### Input data
● ● ● ●
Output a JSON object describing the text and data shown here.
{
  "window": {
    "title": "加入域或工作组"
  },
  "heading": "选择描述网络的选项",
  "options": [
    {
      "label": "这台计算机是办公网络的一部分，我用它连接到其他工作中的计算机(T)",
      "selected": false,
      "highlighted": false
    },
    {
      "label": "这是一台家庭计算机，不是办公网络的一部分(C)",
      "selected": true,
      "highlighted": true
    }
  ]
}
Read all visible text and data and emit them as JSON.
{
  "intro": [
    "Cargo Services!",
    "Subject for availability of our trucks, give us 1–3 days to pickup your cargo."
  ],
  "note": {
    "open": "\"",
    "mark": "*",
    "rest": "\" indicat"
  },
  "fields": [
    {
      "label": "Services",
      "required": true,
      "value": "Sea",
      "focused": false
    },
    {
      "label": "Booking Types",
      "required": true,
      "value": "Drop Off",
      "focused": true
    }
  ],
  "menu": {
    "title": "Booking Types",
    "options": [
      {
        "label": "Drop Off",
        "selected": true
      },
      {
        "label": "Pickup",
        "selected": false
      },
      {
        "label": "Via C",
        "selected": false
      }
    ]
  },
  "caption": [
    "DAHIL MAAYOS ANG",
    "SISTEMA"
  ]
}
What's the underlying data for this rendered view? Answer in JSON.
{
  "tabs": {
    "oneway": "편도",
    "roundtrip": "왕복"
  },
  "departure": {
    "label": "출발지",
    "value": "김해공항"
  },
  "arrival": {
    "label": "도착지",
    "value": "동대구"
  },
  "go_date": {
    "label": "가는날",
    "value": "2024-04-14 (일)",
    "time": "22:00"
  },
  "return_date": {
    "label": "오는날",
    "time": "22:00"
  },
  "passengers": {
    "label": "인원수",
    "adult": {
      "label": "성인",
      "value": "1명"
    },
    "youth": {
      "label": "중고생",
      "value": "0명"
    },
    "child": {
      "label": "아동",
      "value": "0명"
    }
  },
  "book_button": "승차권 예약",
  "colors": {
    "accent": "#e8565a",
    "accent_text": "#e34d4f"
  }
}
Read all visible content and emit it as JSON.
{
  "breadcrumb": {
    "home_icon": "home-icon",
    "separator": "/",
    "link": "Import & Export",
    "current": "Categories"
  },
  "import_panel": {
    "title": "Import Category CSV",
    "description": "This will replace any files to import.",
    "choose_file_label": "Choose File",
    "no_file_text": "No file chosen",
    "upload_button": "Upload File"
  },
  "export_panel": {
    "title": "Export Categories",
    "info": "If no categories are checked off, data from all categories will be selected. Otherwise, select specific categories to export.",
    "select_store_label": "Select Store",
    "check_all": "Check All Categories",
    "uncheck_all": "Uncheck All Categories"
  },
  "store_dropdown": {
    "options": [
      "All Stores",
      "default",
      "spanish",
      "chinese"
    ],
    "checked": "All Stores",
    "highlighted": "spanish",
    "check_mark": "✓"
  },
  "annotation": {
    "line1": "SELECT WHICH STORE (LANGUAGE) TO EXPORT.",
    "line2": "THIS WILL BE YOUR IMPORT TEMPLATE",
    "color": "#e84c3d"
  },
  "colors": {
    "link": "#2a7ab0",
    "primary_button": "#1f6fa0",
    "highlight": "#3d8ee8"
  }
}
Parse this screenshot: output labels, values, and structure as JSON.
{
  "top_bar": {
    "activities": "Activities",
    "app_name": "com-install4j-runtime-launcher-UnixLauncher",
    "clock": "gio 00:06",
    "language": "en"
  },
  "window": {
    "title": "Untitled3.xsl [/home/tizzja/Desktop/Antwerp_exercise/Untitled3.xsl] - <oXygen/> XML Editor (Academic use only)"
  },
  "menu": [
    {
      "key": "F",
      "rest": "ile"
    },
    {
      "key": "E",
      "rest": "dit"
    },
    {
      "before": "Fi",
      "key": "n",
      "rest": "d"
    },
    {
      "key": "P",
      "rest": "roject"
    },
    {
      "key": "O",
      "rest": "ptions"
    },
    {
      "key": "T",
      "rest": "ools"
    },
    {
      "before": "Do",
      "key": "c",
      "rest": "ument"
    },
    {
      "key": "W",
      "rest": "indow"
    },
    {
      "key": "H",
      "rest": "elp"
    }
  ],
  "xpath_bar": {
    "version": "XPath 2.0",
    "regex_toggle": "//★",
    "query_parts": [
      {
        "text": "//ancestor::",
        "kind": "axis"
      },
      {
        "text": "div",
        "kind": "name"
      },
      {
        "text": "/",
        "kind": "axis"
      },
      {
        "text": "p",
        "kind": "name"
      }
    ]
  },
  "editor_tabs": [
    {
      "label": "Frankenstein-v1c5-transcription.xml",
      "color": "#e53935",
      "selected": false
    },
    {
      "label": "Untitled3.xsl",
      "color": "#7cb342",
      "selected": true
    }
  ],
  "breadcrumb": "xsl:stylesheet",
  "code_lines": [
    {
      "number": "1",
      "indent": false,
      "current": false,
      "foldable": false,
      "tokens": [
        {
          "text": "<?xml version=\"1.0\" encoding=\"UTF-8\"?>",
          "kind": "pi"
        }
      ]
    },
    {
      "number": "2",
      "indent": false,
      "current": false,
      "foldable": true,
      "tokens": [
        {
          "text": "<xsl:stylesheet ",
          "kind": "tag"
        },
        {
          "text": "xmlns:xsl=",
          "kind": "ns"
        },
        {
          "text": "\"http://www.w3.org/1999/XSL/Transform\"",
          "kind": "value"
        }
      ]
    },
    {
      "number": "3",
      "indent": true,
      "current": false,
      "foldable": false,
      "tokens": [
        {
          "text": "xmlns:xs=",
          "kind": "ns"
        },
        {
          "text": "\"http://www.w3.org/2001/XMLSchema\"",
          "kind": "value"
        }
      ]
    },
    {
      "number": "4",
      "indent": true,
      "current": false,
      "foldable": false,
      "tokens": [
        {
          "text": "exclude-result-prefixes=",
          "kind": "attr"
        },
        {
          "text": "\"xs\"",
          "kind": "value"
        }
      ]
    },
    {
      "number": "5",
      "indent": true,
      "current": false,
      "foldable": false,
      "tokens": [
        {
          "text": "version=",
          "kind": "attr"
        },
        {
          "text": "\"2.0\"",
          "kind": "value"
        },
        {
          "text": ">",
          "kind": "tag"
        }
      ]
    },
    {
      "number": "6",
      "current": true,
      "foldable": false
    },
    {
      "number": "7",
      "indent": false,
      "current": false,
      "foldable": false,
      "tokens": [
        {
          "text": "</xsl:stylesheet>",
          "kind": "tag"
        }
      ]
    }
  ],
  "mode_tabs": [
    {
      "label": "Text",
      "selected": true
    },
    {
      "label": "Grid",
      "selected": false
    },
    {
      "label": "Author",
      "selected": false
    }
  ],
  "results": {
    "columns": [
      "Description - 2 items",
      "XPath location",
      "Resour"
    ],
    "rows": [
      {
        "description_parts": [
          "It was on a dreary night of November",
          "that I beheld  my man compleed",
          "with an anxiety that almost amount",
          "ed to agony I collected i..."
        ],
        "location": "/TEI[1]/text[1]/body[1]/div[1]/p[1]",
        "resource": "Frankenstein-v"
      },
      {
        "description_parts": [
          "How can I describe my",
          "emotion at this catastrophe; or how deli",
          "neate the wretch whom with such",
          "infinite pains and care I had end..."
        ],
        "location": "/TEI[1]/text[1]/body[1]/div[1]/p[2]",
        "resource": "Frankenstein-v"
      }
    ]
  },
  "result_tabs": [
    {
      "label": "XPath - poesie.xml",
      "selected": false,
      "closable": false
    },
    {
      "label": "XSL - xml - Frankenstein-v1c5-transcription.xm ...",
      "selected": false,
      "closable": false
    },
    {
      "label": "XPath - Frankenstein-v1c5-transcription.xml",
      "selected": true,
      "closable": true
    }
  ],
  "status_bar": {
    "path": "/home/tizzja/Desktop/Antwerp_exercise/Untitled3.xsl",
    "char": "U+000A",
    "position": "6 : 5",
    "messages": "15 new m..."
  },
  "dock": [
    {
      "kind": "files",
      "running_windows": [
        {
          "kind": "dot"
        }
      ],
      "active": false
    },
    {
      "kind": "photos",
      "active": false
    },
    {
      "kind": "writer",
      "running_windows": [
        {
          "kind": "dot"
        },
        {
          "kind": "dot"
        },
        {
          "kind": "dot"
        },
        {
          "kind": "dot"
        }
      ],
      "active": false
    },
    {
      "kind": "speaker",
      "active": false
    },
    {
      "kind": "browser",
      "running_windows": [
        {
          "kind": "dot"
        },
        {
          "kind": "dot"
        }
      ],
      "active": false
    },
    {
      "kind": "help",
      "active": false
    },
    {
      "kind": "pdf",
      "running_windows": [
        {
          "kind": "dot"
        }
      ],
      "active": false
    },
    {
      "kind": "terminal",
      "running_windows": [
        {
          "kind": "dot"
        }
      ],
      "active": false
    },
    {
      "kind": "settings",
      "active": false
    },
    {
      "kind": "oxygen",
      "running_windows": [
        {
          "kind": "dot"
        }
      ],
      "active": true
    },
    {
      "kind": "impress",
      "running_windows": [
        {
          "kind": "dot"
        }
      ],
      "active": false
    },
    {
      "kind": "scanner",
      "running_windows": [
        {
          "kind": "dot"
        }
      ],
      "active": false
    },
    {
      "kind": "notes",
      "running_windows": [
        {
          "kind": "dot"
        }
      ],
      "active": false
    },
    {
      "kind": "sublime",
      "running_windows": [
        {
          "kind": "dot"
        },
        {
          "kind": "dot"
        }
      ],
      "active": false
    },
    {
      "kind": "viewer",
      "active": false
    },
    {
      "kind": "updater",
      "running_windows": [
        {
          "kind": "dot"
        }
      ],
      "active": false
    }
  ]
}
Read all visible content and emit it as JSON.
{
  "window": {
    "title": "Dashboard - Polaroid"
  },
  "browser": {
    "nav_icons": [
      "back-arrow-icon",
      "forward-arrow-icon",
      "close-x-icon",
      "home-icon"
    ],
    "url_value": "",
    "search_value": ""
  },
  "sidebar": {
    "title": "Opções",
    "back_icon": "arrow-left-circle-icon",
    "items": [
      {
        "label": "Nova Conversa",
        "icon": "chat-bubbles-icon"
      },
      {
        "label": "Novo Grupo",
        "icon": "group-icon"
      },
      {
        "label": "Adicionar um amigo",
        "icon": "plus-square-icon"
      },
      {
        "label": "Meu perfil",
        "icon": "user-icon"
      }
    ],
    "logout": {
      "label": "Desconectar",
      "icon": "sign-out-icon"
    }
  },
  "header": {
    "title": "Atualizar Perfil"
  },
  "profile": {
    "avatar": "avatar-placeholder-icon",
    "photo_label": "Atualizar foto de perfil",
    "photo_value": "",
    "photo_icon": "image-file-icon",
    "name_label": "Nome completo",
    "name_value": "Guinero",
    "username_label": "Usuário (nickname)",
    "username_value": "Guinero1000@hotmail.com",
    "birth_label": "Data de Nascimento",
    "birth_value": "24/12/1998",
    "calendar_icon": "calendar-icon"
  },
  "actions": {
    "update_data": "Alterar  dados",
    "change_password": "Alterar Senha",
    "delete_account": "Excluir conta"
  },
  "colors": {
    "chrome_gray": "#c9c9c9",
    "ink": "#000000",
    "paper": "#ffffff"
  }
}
● ● ● ●
Where a line in the entries holds the word "JSON", copy that line.

Output a JSON object describing the text and data shown here.
Read all visible text and data and emit them as JSON.
What's the underlying data for this rendered view? Answer in JSON.
Read all visible content and emit it as JSON.
Parse this screenshot: output labels, values, and structure as JSON.
Read all visible content and emit it as JSON.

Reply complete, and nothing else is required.